Items from a dataset:
* * *
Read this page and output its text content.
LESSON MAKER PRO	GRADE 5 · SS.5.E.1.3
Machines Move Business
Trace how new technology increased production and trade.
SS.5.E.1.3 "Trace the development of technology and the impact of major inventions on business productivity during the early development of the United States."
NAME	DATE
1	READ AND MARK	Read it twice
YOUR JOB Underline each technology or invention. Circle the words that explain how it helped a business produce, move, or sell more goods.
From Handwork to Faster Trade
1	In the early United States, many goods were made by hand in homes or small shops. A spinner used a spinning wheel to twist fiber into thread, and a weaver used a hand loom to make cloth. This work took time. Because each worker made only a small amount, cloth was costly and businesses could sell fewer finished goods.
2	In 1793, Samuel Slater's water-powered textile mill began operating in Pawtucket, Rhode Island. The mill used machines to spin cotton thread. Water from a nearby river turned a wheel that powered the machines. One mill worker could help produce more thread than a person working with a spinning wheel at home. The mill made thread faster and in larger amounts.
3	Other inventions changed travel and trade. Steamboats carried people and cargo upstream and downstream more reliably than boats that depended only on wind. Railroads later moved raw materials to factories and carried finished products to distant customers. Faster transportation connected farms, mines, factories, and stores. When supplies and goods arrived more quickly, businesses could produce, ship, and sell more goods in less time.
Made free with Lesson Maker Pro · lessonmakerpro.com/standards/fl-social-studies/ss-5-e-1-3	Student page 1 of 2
* * *
To do :: Read through the lines above and collect those that contain the string "produce".

Response for this exercise ::
YOUR JOB Underline each technology or invention. Circle the words that explain how it helped a business produce, move, or sell more goods.
2	In 1793, Samuel Slater's water-powered textile mill began operating in Pawtucket, Rhode Island. The mill used machines to spin cotton thread. Water from a nearby river turned a wheel that powered the machines. One mill worker could help produce more thread than a person working with a spinning wheel at home. The mill made thread faster and in larger amounts.
3	Other inventions changed travel and trade. Steamboats carried people and cargo upstream and downstream more reliably than boats that depended only on wind. Railroads later moved raw materials to factories and carried finished products to distant customers. Faster transportation connected farms, mines, factories, and stores. When supplies and goods arrived more quickly, businesses could produce, ship, and sell more goods in less time.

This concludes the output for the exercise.